WHAT IS ASKED: Reproduce the data from the line with "command-name: display rfdetect data" to the line with "command-cell: display rfdetect clients", substituting "roaming-domain" for "mobility-domain" and leaving everything else unchanged.

SUPPLIED MATERIAL:
┄┄┄┄┄┄┄┄┄┄

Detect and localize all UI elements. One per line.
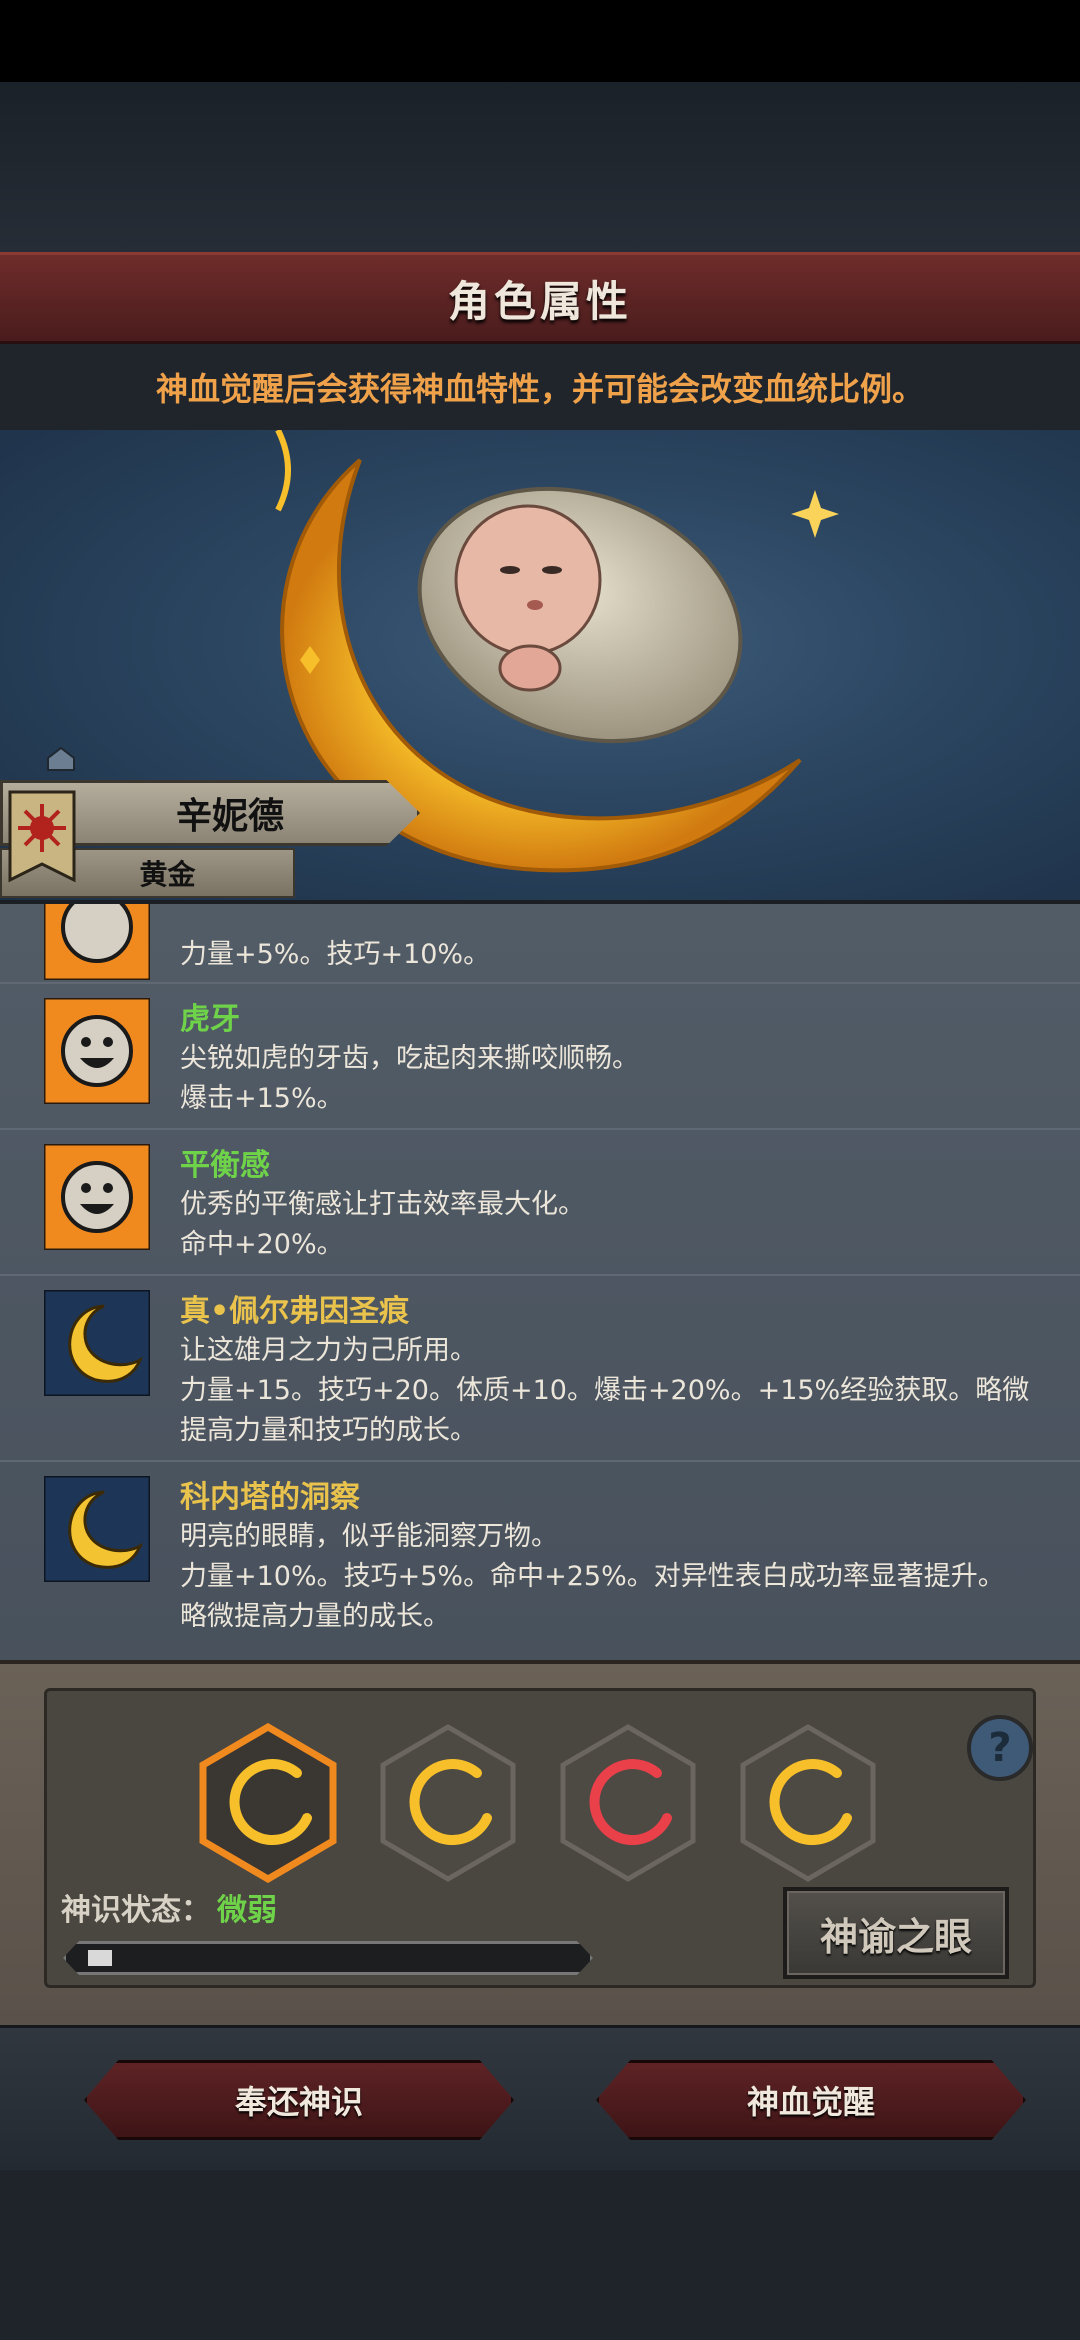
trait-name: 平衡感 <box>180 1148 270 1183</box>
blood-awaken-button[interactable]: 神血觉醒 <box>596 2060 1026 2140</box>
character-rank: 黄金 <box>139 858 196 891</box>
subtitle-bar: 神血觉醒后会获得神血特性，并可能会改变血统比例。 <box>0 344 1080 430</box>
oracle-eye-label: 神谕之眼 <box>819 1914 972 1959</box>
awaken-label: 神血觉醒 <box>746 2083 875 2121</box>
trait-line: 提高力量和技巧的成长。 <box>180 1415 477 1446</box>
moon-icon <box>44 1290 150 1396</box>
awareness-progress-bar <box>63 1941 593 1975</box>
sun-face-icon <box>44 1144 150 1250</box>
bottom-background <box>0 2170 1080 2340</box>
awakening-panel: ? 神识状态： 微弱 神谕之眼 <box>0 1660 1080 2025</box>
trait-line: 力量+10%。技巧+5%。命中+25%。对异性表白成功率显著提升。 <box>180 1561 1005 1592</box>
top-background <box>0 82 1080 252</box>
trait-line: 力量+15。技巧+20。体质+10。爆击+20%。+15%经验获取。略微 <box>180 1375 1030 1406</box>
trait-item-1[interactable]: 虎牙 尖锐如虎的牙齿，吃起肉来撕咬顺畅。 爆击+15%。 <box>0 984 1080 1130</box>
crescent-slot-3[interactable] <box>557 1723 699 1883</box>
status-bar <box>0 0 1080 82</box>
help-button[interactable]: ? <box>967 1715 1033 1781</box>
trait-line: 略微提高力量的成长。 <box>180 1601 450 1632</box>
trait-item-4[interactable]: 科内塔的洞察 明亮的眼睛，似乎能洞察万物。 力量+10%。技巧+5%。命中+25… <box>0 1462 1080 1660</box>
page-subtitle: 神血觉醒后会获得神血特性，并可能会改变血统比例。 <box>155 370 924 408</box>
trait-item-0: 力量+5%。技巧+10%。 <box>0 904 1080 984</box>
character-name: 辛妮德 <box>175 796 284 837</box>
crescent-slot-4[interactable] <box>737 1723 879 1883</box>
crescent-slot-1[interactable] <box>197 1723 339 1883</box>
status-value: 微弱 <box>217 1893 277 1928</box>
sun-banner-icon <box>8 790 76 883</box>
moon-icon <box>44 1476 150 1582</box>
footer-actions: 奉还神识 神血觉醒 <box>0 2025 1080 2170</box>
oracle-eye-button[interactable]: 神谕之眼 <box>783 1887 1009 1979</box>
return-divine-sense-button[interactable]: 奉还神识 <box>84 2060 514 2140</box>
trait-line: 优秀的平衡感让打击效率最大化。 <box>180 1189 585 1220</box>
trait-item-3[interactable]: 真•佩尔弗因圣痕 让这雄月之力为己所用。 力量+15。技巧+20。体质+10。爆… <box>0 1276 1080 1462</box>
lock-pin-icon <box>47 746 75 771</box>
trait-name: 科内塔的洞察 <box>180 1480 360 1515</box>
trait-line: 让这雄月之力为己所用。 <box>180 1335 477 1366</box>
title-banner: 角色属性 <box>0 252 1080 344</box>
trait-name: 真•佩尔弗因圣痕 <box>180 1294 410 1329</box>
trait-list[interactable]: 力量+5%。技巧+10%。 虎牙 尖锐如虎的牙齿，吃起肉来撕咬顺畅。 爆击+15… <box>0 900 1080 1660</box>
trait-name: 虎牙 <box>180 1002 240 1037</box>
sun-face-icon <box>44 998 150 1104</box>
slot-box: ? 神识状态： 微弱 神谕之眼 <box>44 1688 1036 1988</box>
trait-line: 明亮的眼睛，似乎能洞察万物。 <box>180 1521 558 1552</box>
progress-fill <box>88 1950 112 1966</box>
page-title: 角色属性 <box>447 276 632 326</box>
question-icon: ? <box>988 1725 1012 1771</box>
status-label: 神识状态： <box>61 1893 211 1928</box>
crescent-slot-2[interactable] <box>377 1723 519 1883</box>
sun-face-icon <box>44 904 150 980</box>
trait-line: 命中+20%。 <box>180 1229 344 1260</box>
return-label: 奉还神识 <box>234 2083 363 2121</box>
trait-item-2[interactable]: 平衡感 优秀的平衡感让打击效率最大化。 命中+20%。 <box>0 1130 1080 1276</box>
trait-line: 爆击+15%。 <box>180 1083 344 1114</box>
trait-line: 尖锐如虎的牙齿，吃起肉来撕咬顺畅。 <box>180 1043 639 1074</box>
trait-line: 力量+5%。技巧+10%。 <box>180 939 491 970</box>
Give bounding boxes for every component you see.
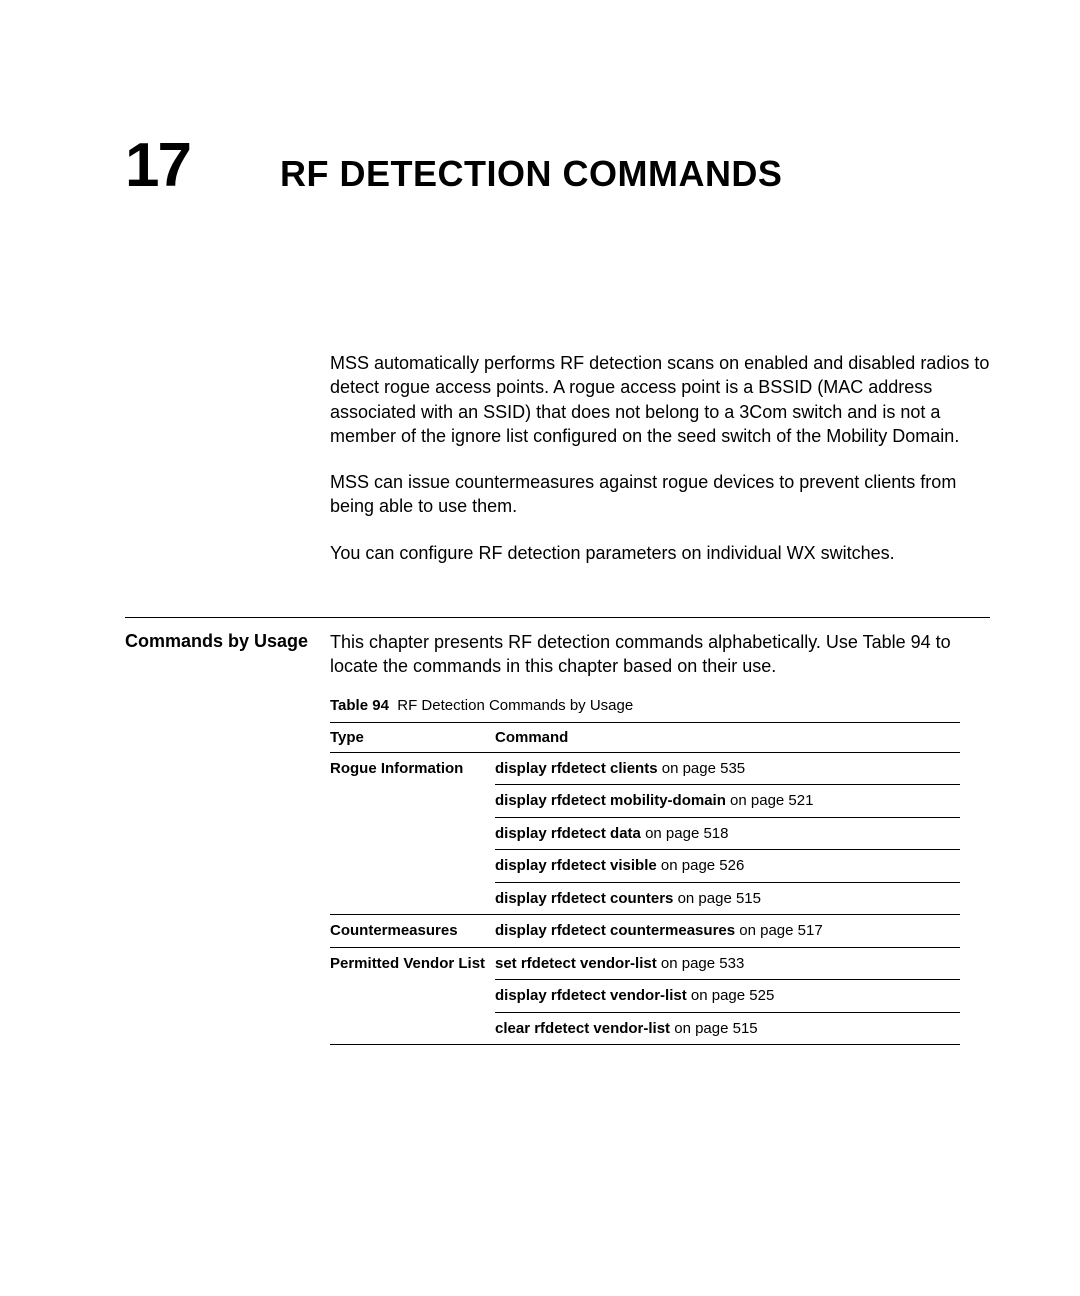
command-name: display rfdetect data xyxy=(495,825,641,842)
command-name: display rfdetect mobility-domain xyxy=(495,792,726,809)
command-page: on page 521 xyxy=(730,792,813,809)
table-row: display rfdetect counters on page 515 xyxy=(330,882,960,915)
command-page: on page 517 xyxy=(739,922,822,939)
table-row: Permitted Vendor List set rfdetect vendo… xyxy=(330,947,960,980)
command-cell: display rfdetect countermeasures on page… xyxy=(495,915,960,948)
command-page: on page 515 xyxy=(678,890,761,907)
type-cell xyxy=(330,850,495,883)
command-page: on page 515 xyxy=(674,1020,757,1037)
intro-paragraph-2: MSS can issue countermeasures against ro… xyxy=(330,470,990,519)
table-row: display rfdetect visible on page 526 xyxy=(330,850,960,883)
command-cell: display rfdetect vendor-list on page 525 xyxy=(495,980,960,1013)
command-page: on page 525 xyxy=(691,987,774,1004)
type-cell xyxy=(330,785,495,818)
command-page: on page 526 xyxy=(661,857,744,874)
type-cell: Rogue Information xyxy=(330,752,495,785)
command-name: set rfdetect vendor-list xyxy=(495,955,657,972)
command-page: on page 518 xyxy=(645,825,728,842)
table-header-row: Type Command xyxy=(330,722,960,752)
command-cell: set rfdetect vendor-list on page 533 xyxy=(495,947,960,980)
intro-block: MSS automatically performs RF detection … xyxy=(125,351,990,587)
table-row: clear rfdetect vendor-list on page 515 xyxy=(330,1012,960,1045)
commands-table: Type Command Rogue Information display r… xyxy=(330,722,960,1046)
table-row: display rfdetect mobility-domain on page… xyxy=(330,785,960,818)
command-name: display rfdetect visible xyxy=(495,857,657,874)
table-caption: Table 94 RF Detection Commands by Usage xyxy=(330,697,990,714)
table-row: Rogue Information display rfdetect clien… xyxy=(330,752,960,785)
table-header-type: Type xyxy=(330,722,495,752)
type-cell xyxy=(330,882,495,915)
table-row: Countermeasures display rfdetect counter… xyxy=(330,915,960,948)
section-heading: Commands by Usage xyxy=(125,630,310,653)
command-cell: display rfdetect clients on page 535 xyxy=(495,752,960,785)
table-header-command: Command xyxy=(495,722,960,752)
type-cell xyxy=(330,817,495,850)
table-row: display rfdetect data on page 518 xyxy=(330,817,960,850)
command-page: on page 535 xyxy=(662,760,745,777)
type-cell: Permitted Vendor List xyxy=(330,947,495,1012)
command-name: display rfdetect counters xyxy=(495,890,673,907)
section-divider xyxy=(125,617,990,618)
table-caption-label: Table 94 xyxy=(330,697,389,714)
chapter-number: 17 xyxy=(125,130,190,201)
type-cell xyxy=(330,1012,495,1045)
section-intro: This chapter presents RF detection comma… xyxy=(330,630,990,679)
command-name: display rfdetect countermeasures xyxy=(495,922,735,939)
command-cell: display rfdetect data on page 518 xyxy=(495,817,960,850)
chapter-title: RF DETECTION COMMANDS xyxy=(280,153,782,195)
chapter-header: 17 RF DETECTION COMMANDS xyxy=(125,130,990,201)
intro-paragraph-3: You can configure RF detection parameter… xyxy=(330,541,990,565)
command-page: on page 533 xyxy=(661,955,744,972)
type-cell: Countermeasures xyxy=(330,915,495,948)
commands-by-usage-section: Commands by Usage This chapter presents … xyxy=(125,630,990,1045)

┄┄┄┄┄┄┄┄┄┄

IN RESPONSE:
command-name: display rfdetect data xyxy=(495,825,641,842)
command-name: display rfdetect roaming-domain xyxy=(495,792,726,809)
command-page: on page 521 xyxy=(730,792,813,809)
table-row: display rfdetect counters on page 515 xyxy=(330,882,960,915)
command-page: on page 517 xyxy=(739,922,822,939)
table-row: Permitted Vendor List set rfdetect vendo… xyxy=(330,947,960,980)
command-cell: display rfdetect countermeasures on page… xyxy=(495,915,960,948)
command-page: on page 515 xyxy=(678,890,761,907)
type-cell xyxy=(330,850,495,883)
command-page: on page 515 xyxy=(674,1020,757,1037)
intro-paragraph-2: MSS can issue countermeasures against ro… xyxy=(330,470,990,519)
table-row: display rfdetect visible on page 526 xyxy=(330,850,960,883)
command-cell: display rfdetect vendor-list on page 525 xyxy=(495,980,960,1013)
command-page: on page 525 xyxy=(691,987,774,1004)
type-cell xyxy=(330,785,495,818)
command-page: on page 526 xyxy=(661,857,744,874)
type-cell: Rogue Information xyxy=(330,752,495,785)
command-name: set rfdetect vendor-list xyxy=(495,955,657,972)
command-page: on page 518 xyxy=(645,825,728,842)
table-header-row: Type Command xyxy=(330,722,960,752)
command-cell: set rfdetect vendor-list on page 533 xyxy=(495,947,960,980)
intro-block: MSS automatically performs RF detection … xyxy=(125,351,990,587)
table-row: clear rfdetect vendor-list on page 515 xyxy=(330,1012,960,1045)
commands-table: Type Command Rogue Information display r… xyxy=(330,722,960,1046)
table-row: display rfdetect roaming-domain on page… xyxy=(330,785,960,818)
command-name: display rfdetect visible xyxy=(495,857,657,874)
table-caption: Table 94 RF Detection Commands by Usage xyxy=(330,697,990,714)
table-row: Rogue Information display rfdetect clien… xyxy=(330,752,960,785)
table-header-type: Type xyxy=(330,722,495,752)
type-cell xyxy=(330,882,495,915)
table-row: Countermeasures display rfdetect counter… xyxy=(330,915,960,948)
section-heading: Commands by Usage xyxy=(125,630,310,653)
command-cell: display rfdetect clients on page 535 xyxy=(495,752,960,785)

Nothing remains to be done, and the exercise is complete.